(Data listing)
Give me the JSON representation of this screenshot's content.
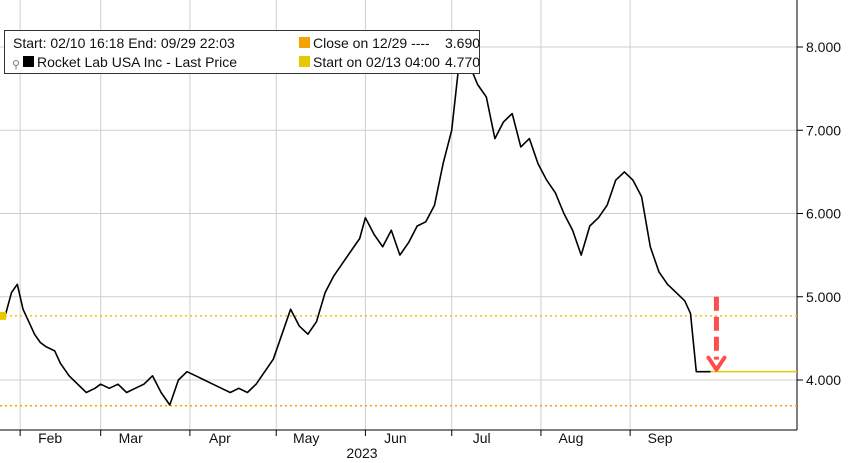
{
  "legend": {
    "range_text": "Start: 02/10 16:18 End: 09/29 22:03",
    "close_label": "Close on 12/29 ----",
    "close_value": "3.690",
    "series_label": "Rocket Lab USA Inc - Last Price",
    "start_label": "Start on 02/13 04:00",
    "start_value": "4.770",
    "pin_icon": "pin-icon",
    "colors": {
      "price": "#000000",
      "close": "#f5a300",
      "start": "#e8c800",
      "arrow": "#ff4d4d"
    }
  },
  "chart_data": {
    "type": "line",
    "title": "",
    "xlabel": "2023",
    "ylabel": "",
    "ylim": [
      3.5,
      8.5
    ],
    "y_ticks": [
      "4.000",
      "5.000",
      "6.000",
      "7.000",
      "8.000"
    ],
    "y_tick_values": [
      4.0,
      5.0,
      6.0,
      7.0,
      8.0
    ],
    "x_ticks": [
      "Feb",
      "Mar",
      "Apr",
      "May",
      "Jun",
      "Jul",
      "Aug",
      "Sep"
    ],
    "x_tick_dates": [
      "2023-02-01",
      "2023-03-01",
      "2023-04-01",
      "2023-05-01",
      "2023-06-01",
      "2023-07-01",
      "2023-08-01",
      "2023-09-01"
    ],
    "x_range": [
      "2023-01-25",
      "2023-10-29"
    ],
    "year_label": "2023",
    "grid": true,
    "legend_position": "top-left",
    "series": [
      {
        "name": "Rocket Lab USA Inc - Last Price",
        "x": [
          "2023-01-25",
          "2023-01-27",
          "2023-01-29",
          "2023-01-31",
          "2023-02-02",
          "2023-02-04",
          "2023-02-06",
          "2023-02-08",
          "2023-02-10",
          "2023-02-13",
          "2023-02-15",
          "2023-02-18",
          "2023-02-21",
          "2023-02-24",
          "2023-02-27",
          "2023-03-01",
          "2023-03-04",
          "2023-03-07",
          "2023-03-10",
          "2023-03-13",
          "2023-03-16",
          "2023-03-19",
          "2023-03-22",
          "2023-03-25",
          "2023-03-28",
          "2023-03-31",
          "2023-04-03",
          "2023-04-06",
          "2023-04-09",
          "2023-04-12",
          "2023-04-15",
          "2023-04-18",
          "2023-04-21",
          "2023-04-24",
          "2023-04-27",
          "2023-04-30",
          "2023-05-03",
          "2023-05-06",
          "2023-05-09",
          "2023-05-12",
          "2023-05-15",
          "2023-05-18",
          "2023-05-21",
          "2023-05-24",
          "2023-05-27",
          "2023-05-30",
          "2023-06-01",
          "2023-06-04",
          "2023-06-07",
          "2023-06-10",
          "2023-06-13",
          "2023-06-16",
          "2023-06-19",
          "2023-06-22",
          "2023-06-25",
          "2023-06-28",
          "2023-07-01",
          "2023-07-04",
          "2023-07-07",
          "2023-07-10",
          "2023-07-13",
          "2023-07-16",
          "2023-07-19",
          "2023-07-22",
          "2023-07-25",
          "2023-07-28",
          "2023-07-31",
          "2023-08-03",
          "2023-08-06",
          "2023-08-09",
          "2023-08-12",
          "2023-08-15",
          "2023-08-18",
          "2023-08-21",
          "2023-08-24",
          "2023-08-27",
          "2023-08-30",
          "2023-09-02",
          "2023-09-05",
          "2023-09-08",
          "2023-09-11",
          "2023-09-14",
          "2023-09-17",
          "2023-09-20",
          "2023-09-22",
          "2023-09-24",
          "2023-09-27",
          "2023-09-29"
        ],
        "values": [
          4.75,
          4.8,
          5.05,
          5.15,
          4.85,
          4.7,
          4.55,
          4.45,
          4.4,
          4.35,
          4.2,
          4.05,
          3.95,
          3.85,
          3.9,
          3.95,
          3.9,
          3.95,
          3.85,
          3.9,
          3.95,
          4.05,
          3.85,
          3.7,
          4.0,
          4.1,
          4.05,
          4.0,
          3.95,
          3.9,
          3.85,
          3.9,
          3.85,
          3.95,
          4.1,
          4.25,
          4.55,
          4.85,
          4.65,
          4.55,
          4.7,
          5.05,
          5.25,
          5.4,
          5.55,
          5.7,
          5.95,
          5.75,
          5.6,
          5.8,
          5.5,
          5.65,
          5.85,
          5.9,
          6.1,
          6.6,
          7.0,
          7.95,
          7.8,
          7.55,
          7.4,
          6.9,
          7.1,
          7.2,
          6.8,
          6.9,
          6.6,
          6.4,
          6.25,
          6.0,
          5.8,
          5.5,
          5.85,
          5.95,
          6.1,
          6.4,
          6.5,
          6.4,
          6.2,
          5.6,
          5.3,
          5.15,
          5.05,
          4.95,
          4.8,
          4.1,
          4.1,
          4.1
        ]
      }
    ],
    "reference_lines": [
      {
        "label": "Start on 02/13 04:00",
        "value": 4.77,
        "style": "dotted"
      },
      {
        "label": "Close on 12/29",
        "value": 3.69,
        "style": "dotted"
      }
    ],
    "annotations": [
      {
        "type": "dashed-down-arrow",
        "from": 5.0,
        "to": 4.1,
        "date": "2023-10-01"
      }
    ]
  }
}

- **JOB**
Leaving all pictures aside, quote each record exactly.

- **CORRECT OUTPUT**
Give me the JSON representation of this screenshot's content.
{
  "legend": {
    "range_text": "Start: 02/10 16:18 End: 09/29 22:03",
    "close_label": "Close on 12/29 ----",
    "close_value": "3.690",
    "series_label": "Rocket Lab USA Inc - Last Price",
    "start_label": "Start on 02/13 04:00",
    "start_value": "4.770",
    "pin_icon": "pin-icon",
    "colors": {
      "price": "#000000",
      "close": "#f5a300",
      "start": "#e8c800",
      "arrow": "#ff4d4d"
    }
  },
  "chart_data": {
    "type": "line",
    "title": "",
    "xlabel": "2023",
    "ylabel": "",
    "ylim": [
      3.5,
      8.5
    ],
    "y_ticks": [
      "4.000",
      "5.000",
      "6.000",
      "7.000",
      "8.000"
    ],
    "y_tick_values": [
      4.0,
      5.0,
      6.0,
      7.0,
      8.0
    ],
    "x_ticks": [
      "Feb",
      "Mar",
      "Apr",
      "May",
      "Jun",
      "Jul",
      "Aug",
      "Sep"
    ],
    "x_tick_dates": [
      "2023-02-01",
      "2023-03-01",
      "2023-04-01",
      "2023-05-01",
      "2023-06-01",
      "2023-07-01",
      "2023-08-01",
      "2023-09-01"
    ],
    "x_range": [
      "2023-01-25",
      "2023-10-29"
    ],
    "year_label": "2023",
    "grid": true,
    "legend_position": "top-left",
    "series": [
      {
        "name": "Rocket Lab USA Inc - Last Price",
        "x": [
          "2023-01-25",
          "2023-01-27",
          "2023-01-29",
          "2023-01-31",
          "2023-02-02",
          "2023-02-04",
          "2023-02-06",
          "2023-02-08",
          "2023-02-10",
          "2023-02-13",
          "2023-02-15",
          "2023-02-18",
          "2023-02-21",
          "2023-02-24",
          "2023-02-27",
          "2023-03-01",
          "2023-03-04",
          "2023-03-07",
          "2023-03-10",
          "2023-03-13",
          "2023-03-16",
          "2023-03-19",
          "2023-03-22",
          "2023-03-25",
          "2023-03-28",
          "2023-03-31",
          "2023-04-03",
          "2023-04-06",
          "2023-04-09",
          "2023-04-12",
          "2023-04-15",
          "2023-04-18",
          "2023-04-21",
          "2023-04-24",
          "2023-04-27",
          "2023-04-30",
          "2023-05-03",
          "2023-05-06",
          "2023-05-09",
          "2023-05-12",
          "2023-05-15",
          "2023-05-18",
          "2023-05-21",
          "2023-05-24",
          "2023-05-27",
          "2023-05-30",
          "2023-06-01",
          "2023-06-04",
          "2023-06-07",
          "2023-06-10",
          "2023-06-13",
          "2023-06-16",
          "2023-06-19",
          "2023-06-22",
          "2023-06-25",
          "2023-06-28",
          "2023-07-01",
          "2023-07-04",
          "2023-07-07",
          "2023-07-10",
          "2023-07-13",
          "2023-07-16",
          "2023-07-19",
          "2023-07-22",
          "2023-07-25",
          "2023-07-28",
          "2023-07-31",
          "2023-08-03",
          "2023-08-06",
          "2023-08-09",
          "2023-08-12",
          "2023-08-15",
          "2023-08-18",
          "2023-08-21",
          "2023-08-24",
          "2023-08-27",
          "2023-08-30",
          "2023-09-02",
          "2023-09-05",
          "2023-09-08",
          "2023-09-11",
          "2023-09-14",
          "2023-09-17",
          "2023-09-20",
          "2023-09-22",
          "2023-09-24",
          "2023-09-27",
          "2023-09-29"
        ],
        "values": [
          4.75,
          4.8,
          5.05,
          5.15,
          4.85,
          4.7,
          4.55,
          4.45,
          4.4,
          4.35,
          4.2,
          4.05,
          3.95,
          3.85,
          3.9,
          3.95,
          3.9,
          3.95,
          3.85,
          3.9,
          3.95,
          4.05,
          3.85,
          3.7,
          4.0,
          4.1,
          4.05,
          4.0,
          3.95,
          3.9,
          3.85,
          3.9,
          3.85,
          3.95,
          4.1,
          4.25,
          4.55,
          4.85,
          4.65,
          4.55,
          4.7,
          5.05,
          5.25,
          5.4,
          5.55,
          5.7,
          5.95,
          5.75,
          5.6,
          5.8,
          5.5,
          5.65,
          5.85,
          5.9,
          6.1,
          6.6,
          7.0,
          7.95,
          7.8,
          7.55,
          7.4,
          6.9,
          7.1,
          7.2,
          6.8,
          6.9,
          6.6,
          6.4,
          6.25,
          6.0,
          5.8,
          5.5,
          5.85,
          5.95,
          6.1,
          6.4,
          6.5,
          6.4,
          6.2,
          5.6,
          5.3,
          5.15,
          5.05,
          4.95,
          4.8,
          4.1,
          4.1,
          4.1
        ]
      }
    ],
    "reference_lines": [
      {
        "label": "Start on 02/13 04:00",
        "value": 4.77,
        "style": "dotted"
      },
      {
        "label": "Close on 12/29",
        "value": 3.69,
        "style": "dotted"
      }
    ],
    "annotations": [
      {
        "type": "dashed-down-arrow",
        "from": 5.0,
        "to": 4.1,
        "date": "2023-10-01"
      }
    ]
  }
}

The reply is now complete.